- _GOAL_: Give only the number of lines in these records that contain the word "ylabel".

Entries from a visual dataset
◆ ◆ ◆ ◆ ◆ ◆ ◆

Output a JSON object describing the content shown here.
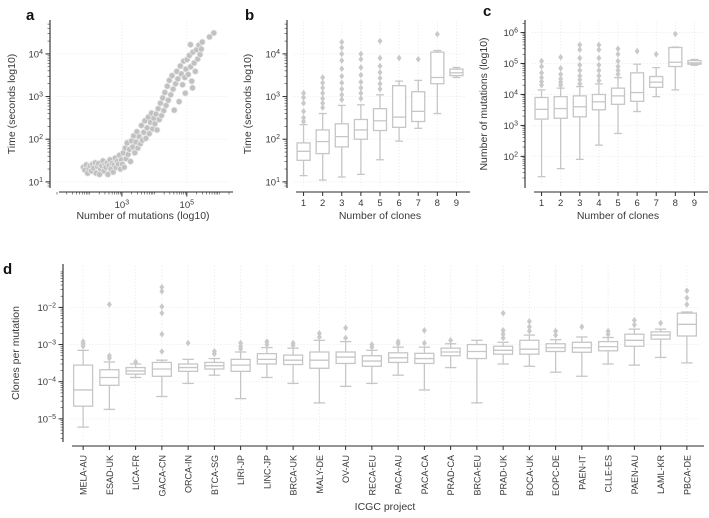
{
  "colors": {
    "background": "#ffffff",
    "box_stroke": "#c6c6c6",
    "flier": "#c9c9c9",
    "point": "#c1c1c1",
    "grid": "#e6e6e6",
    "spine": "#2b2b2b",
    "text": "#3a3a3a"
  },
  "chart_data": [
    {
      "id": "a",
      "panel_letter": "a",
      "type": "scatter",
      "xlabel": "Number of mutations (log10)",
      "ylabel": "Time (seconds log10)",
      "xscale": "log",
      "yscale": "log",
      "xlim": [
        10,
        2000000
      ],
      "ylim": [
        8,
        56000
      ],
      "xticks": [
        1000,
        100000
      ],
      "yticks": [
        10,
        100,
        1000,
        10000
      ],
      "grid": true,
      "points": [
        [
          65,
          22
        ],
        [
          72,
          19
        ],
        [
          80,
          25
        ],
        [
          88,
          16
        ],
        [
          95,
          21
        ],
        [
          105,
          24
        ],
        [
          115,
          18
        ],
        [
          125,
          26
        ],
        [
          135,
          21
        ],
        [
          150,
          28
        ],
        [
          160,
          16
        ],
        [
          175,
          23
        ],
        [
          190,
          27
        ],
        [
          205,
          15
        ],
        [
          220,
          20
        ],
        [
          240,
          24
        ],
        [
          260,
          31
        ],
        [
          280,
          18
        ],
        [
          300,
          25
        ],
        [
          320,
          22
        ],
        [
          350,
          28
        ],
        [
          370,
          15
        ],
        [
          400,
          24
        ],
        [
          430,
          33
        ],
        [
          460,
          20
        ],
        [
          500,
          27
        ],
        [
          540,
          17
        ],
        [
          580,
          25
        ],
        [
          620,
          36
        ],
        [
          670,
          22
        ],
        [
          720,
          30
        ],
        [
          780,
          26
        ],
        [
          840,
          42
        ],
        [
          900,
          20
        ],
        [
          960,
          33
        ],
        [
          1030,
          26
        ],
        [
          1100,
          48
        ],
        [
          1180,
          22
        ],
        [
          1260,
          62
        ],
        [
          1350,
          35
        ],
        [
          1450,
          82
        ],
        [
          1550,
          44
        ],
        [
          1700,
          58
        ],
        [
          1850,
          30
        ],
        [
          2000,
          92
        ],
        [
          2150,
          66
        ],
        [
          2300,
          120
        ],
        [
          2500,
          48
        ],
        [
          2700,
          86
        ],
        [
          2900,
          150
        ],
        [
          3100,
          62
        ],
        [
          3400,
          115
        ],
        [
          3700,
          78
        ],
        [
          4000,
          210
        ],
        [
          4300,
          95
        ],
        [
          4700,
          145
        ],
        [
          5100,
          270
        ],
        [
          5500,
          105
        ],
        [
          6000,
          185
        ],
        [
          6500,
          330
        ],
        [
          7000,
          135
        ],
        [
          7600,
          250
        ],
        [
          8200,
          410
        ],
        [
          8900,
          175
        ],
        [
          9600,
          310
        ],
        [
          10400,
          230
        ],
        [
          11200,
          390
        ],
        [
          12100,
          165
        ],
        [
          13100,
          520
        ],
        [
          14200,
          290
        ],
        [
          15400,
          700
        ],
        [
          16700,
          360
        ],
        [
          18100,
          930
        ],
        [
          19600,
          470
        ],
        [
          21000,
          1250
        ],
        [
          23000,
          620
        ],
        [
          25000,
          1750
        ],
        [
          27000,
          820
        ],
        [
          29000,
          2400
        ],
        [
          32000,
          1100
        ],
        [
          35000,
          3100
        ],
        [
          38000,
          1500
        ],
        [
          41000,
          480
        ],
        [
          45000,
          2000
        ],
        [
          49000,
          3900
        ],
        [
          53000,
          2600
        ],
        [
          58000,
          760
        ],
        [
          63000,
          5200
        ],
        [
          68000,
          3400
        ],
        [
          74000,
          1900
        ],
        [
          80000,
          6800
        ],
        [
          87000,
          2800
        ],
        [
          94000,
          4400
        ],
        [
          102000,
          7400
        ],
        [
          111000,
          3300
        ],
        [
          120000,
          9200
        ],
        [
          131000,
          5000
        ],
        [
          142000,
          2300
        ],
        [
          155000,
          11000
        ],
        [
          168000,
          6100
        ],
        [
          183000,
          3900
        ],
        [
          199000,
          12500
        ],
        [
          217000,
          7600
        ],
        [
          236000,
          16000
        ],
        [
          257000,
          9700
        ],
        [
          280000,
          13000
        ],
        [
          500000,
          25000
        ],
        [
          680000,
          31000
        ],
        [
          150000,
          1600
        ],
        [
          300000,
          19000
        ],
        [
          90000,
          1200
        ],
        [
          130000,
          16500
        ]
      ]
    },
    {
      "id": "b",
      "panel_letter": "b",
      "type": "box",
      "xlabel": "Number of clones",
      "ylabel": "Time (seconds log10)",
      "yscale": "log",
      "ylim": [
        8,
        56000
      ],
      "yticks": [
        10,
        100,
        1000,
        10000
      ],
      "grid": true,
      "categories": [
        "1",
        "2",
        "3",
        "4",
        "5",
        "6",
        "7",
        "8",
        "9"
      ],
      "boxes": [
        {
          "whislo": 14,
          "q1": 32,
          "med": 52,
          "q3": 82,
          "whishi": 220,
          "outliers": [
            260,
            320,
            450,
            700,
            950,
            1200
          ]
        },
        {
          "whislo": 11,
          "q1": 46,
          "med": 88,
          "q3": 165,
          "whishi": 400,
          "outliers": [
            550,
            700,
            900,
            1200,
            1600,
            2100,
            2800
          ]
        },
        {
          "whislo": 13,
          "q1": 66,
          "med": 115,
          "q3": 230,
          "whishi": 620,
          "outliers": [
            850,
            1100,
            1500,
            2100,
            3000,
            4500,
            7000,
            10000,
            14000,
            19000
          ]
        },
        {
          "whislo": 15,
          "q1": 100,
          "med": 165,
          "q3": 290,
          "whishi": 640,
          "outliers": [
            900,
            1200,
            1600,
            2200,
            3200,
            4800,
            7500,
            10000
          ]
        },
        {
          "whislo": 33,
          "q1": 160,
          "med": 270,
          "q3": 520,
          "whishi": 1100,
          "outliers": [
            1500,
            2000,
            2700,
            3700,
            5200,
            8000,
            20000
          ]
        },
        {
          "whislo": 90,
          "q1": 190,
          "med": 330,
          "q3": 1800,
          "whishi": 2300,
          "outliers": [
            8000
          ]
        },
        {
          "whislo": 180,
          "q1": 260,
          "med": 450,
          "q3": 1300,
          "whishi": 2400,
          "outliers": [
            7500
          ]
        },
        {
          "whislo": 400,
          "q1": 2000,
          "med": 2800,
          "q3": 11000,
          "whishi": 12000,
          "outliers": [
            29000
          ]
        },
        {
          "whislo": 2800,
          "q1": 3100,
          "med": 3600,
          "q3": 4400,
          "whishi": 4800,
          "outliers": []
        }
      ]
    },
    {
      "id": "c",
      "panel_letter": "c",
      "type": "box",
      "xlabel": "Number of clones",
      "ylabel": "Number of mutations (log10)",
      "yscale": "log",
      "ylim": [
        11,
        2200000
      ],
      "yticks": [
        100,
        1000,
        10000,
        100000,
        1000000
      ],
      "grid": true,
      "categories": [
        "1",
        "2",
        "3",
        "4",
        "5",
        "6",
        "7",
        "8",
        "9"
      ],
      "boxes": [
        {
          "whislo": 22,
          "q1": 1600,
          "med": 3300,
          "q3": 8000,
          "whishi": 14000,
          "outliers": [
            20000,
            26000,
            35000,
            50000,
            80000,
            120000
          ]
        },
        {
          "whislo": 40,
          "q1": 1700,
          "med": 3500,
          "q3": 8500,
          "whishi": 16000,
          "outliers": [
            20000,
            25000,
            32000,
            45000,
            70000,
            160000
          ]
        },
        {
          "whislo": 80,
          "q1": 1900,
          "med": 4000,
          "q3": 9000,
          "whishi": 18000,
          "outliers": [
            22000,
            30000,
            40000,
            60000,
            90000,
            150000,
            280000,
            400000
          ]
        },
        {
          "whislo": 230,
          "q1": 3200,
          "med": 5800,
          "q3": 10000,
          "whishi": 22000,
          "outliers": [
            28000,
            40000,
            60000,
            90000,
            150000,
            280000,
            400000
          ]
        },
        {
          "whislo": 550,
          "q1": 4800,
          "med": 9000,
          "q3": 16000,
          "whishi": 35000,
          "outliers": [
            45000,
            60000,
            80000,
            120000,
            200000,
            300000
          ]
        },
        {
          "whislo": 2800,
          "q1": 6000,
          "med": 11500,
          "q3": 50000,
          "whishi": 95000,
          "outliers": [
            250000
          ]
        },
        {
          "whislo": 8500,
          "q1": 17000,
          "med": 25000,
          "q3": 38000,
          "whishi": 74000,
          "outliers": [
            200000
          ]
        },
        {
          "whislo": 14000,
          "q1": 80000,
          "med": 110000,
          "q3": 330000,
          "whishi": 340000,
          "outliers": [
            900000
          ]
        },
        {
          "whislo": 88000,
          "q1": 95000,
          "med": 105000,
          "q3": 125000,
          "whishi": 135000,
          "outliers": []
        }
      ]
    },
    {
      "id": "d",
      "panel_letter": "d",
      "type": "box",
      "xlabel": "ICGC project",
      "ylabel": "Clones per mutation",
      "yscale": "log",
      "ylim": [
        2.7e-06,
        0.13
      ],
      "yticks": [
        1e-05,
        0.0001,
        0.001,
        0.01
      ],
      "grid": true,
      "tick_label_rotation": 90,
      "categories": [
        "MELA-AU",
        "ESAD-UK",
        "LICA-FR",
        "GACA-CN",
        "ORCA-IN",
        "BTCA-SG",
        "LIRI-JP",
        "LINC-JP",
        "BRCA-UK",
        "MALY-DE",
        "OV-AU",
        "RECA-EU",
        "PACA-AU",
        "PACA-CA",
        "PRAD-CA",
        "BRCA-EU",
        "PRAD-UK",
        "BOCA-UK",
        "EOPC-DE",
        "PAEN-IT",
        "CLLE-ES",
        "PAEN-AU",
        "LAML-KR",
        "PBCA-DE"
      ],
      "boxes": [
        {
          "whislo": 6e-06,
          "q1": 2.2e-05,
          "med": 6e-05,
          "q3": 0.00028,
          "whishi": 0.0007,
          "outliers": [
            0.0009,
            0.00105,
            0.0012
          ]
        },
        {
          "whislo": 1.8e-05,
          "q1": 8e-05,
          "med": 0.00013,
          "q3": 0.00021,
          "whishi": 0.00034,
          "outliers": [
            0.00043,
            0.0005,
            0.012
          ]
        },
        {
          "whislo": 0.00013,
          "q1": 0.00016,
          "med": 0.000195,
          "q3": 0.00024,
          "whishi": 0.0003,
          "outliers": [
            0.00034
          ]
        },
        {
          "whislo": 4e-05,
          "q1": 0.00014,
          "med": 0.00022,
          "q3": 0.00033,
          "whishi": 0.00038,
          "outliers": [
            0.00065,
            0.0019,
            0.007,
            0.0105,
            0.027,
            0.035
          ]
        },
        {
          "whislo": 9e-05,
          "q1": 0.00019,
          "med": 0.00024,
          "q3": 0.0003,
          "whishi": 0.0004,
          "outliers": [
            0.0011
          ]
        },
        {
          "whislo": 0.00015,
          "q1": 0.00022,
          "med": 0.00027,
          "q3": 0.00033,
          "whishi": 0.00042,
          "outliers": [
            0.00056,
            0.00066
          ]
        },
        {
          "whislo": 3.5e-05,
          "q1": 0.00019,
          "med": 0.00028,
          "q3": 0.0004,
          "whishi": 0.00063,
          "outliers": [
            0.00076,
            0.0009,
            0.0011
          ]
        },
        {
          "whislo": 0.00013,
          "q1": 0.0003,
          "med": 0.0004,
          "q3": 0.00057,
          "whishi": 0.00083,
          "outliers": [
            0.001,
            0.0012
          ]
        },
        {
          "whislo": 9e-05,
          "q1": 0.00029,
          "med": 0.00038,
          "q3": 0.00052,
          "whishi": 0.0008,
          "outliers": [
            0.00096,
            0.0011
          ]
        },
        {
          "whislo": 2.7e-05,
          "q1": 0.00023,
          "med": 0.00038,
          "q3": 0.00063,
          "whishi": 0.0013,
          "outliers": [
            0.0016,
            0.002
          ]
        },
        {
          "whislo": 7.5e-05,
          "q1": 0.00031,
          "med": 0.00046,
          "q3": 0.00063,
          "whishi": 0.0012,
          "outliers": [
            0.0015,
            0.0028
          ]
        },
        {
          "whislo": 9e-05,
          "q1": 0.00026,
          "med": 0.00036,
          "q3": 0.0005,
          "whishi": 0.0007,
          "outliers": [
            0.00085,
            0.001
          ]
        },
        {
          "whislo": 0.00015,
          "q1": 0.00033,
          "med": 0.00044,
          "q3": 0.0006,
          "whishi": 0.00085,
          "outliers": [
            0.00105,
            0.0012
          ]
        },
        {
          "whislo": 6e-05,
          "q1": 0.00031,
          "med": 0.00042,
          "q3": 0.00058,
          "whishi": 0.00085,
          "outliers": [
            0.0011,
            0.0024
          ]
        },
        {
          "whislo": 0.00024,
          "q1": 0.0005,
          "med": 0.00063,
          "q3": 0.0008,
          "whishi": 0.00105,
          "outliers": [
            0.0013
          ]
        },
        {
          "whislo": 2.7e-05,
          "q1": 0.00042,
          "med": 0.00065,
          "q3": 0.001,
          "whishi": 0.0013,
          "outliers": []
        },
        {
          "whislo": 0.0003,
          "q1": 0.00055,
          "med": 0.0007,
          "q3": 0.0009,
          "whishi": 0.00115,
          "outliers": [
            0.0015,
            0.0019,
            0.0024,
            0.007
          ]
        },
        {
          "whislo": 0.00026,
          "q1": 0.00055,
          "med": 0.00075,
          "q3": 0.0013,
          "whishi": 0.0018,
          "outliers": [
            0.0023,
            0.003,
            0.0042
          ]
        },
        {
          "whislo": 0.00018,
          "q1": 0.00065,
          "med": 0.00082,
          "q3": 0.00105,
          "whishi": 0.00135,
          "outliers": [
            0.0018,
            0.0023
          ]
        },
        {
          "whislo": 0.00014,
          "q1": 0.00062,
          "med": 0.00082,
          "q3": 0.00115,
          "whishi": 0.0016,
          "outliers": [
            0.003
          ]
        },
        {
          "whislo": 0.0003,
          "q1": 0.00068,
          "med": 0.00088,
          "q3": 0.0012,
          "whishi": 0.00155,
          "outliers": [
            0.0019,
            0.0023
          ]
        },
        {
          "whislo": 0.00028,
          "q1": 0.0009,
          "med": 0.0013,
          "q3": 0.0019,
          "whishi": 0.0026,
          "outliers": [
            0.0034,
            0.0045
          ]
        },
        {
          "whislo": 0.00045,
          "q1": 0.0014,
          "med": 0.0018,
          "q3": 0.0022,
          "whishi": 0.0026,
          "outliers": [
            0.0038
          ]
        },
        {
          "whislo": 0.00032,
          "q1": 0.0017,
          "med": 0.0035,
          "q3": 0.007,
          "whishi": 0.0075,
          "outliers": [
            0.012,
            0.018,
            0.028
          ]
        }
      ]
    }
  ]
}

◆ ◆ ◆ ◆ ◆ ◆ ◆

- _SOLUTION_: 4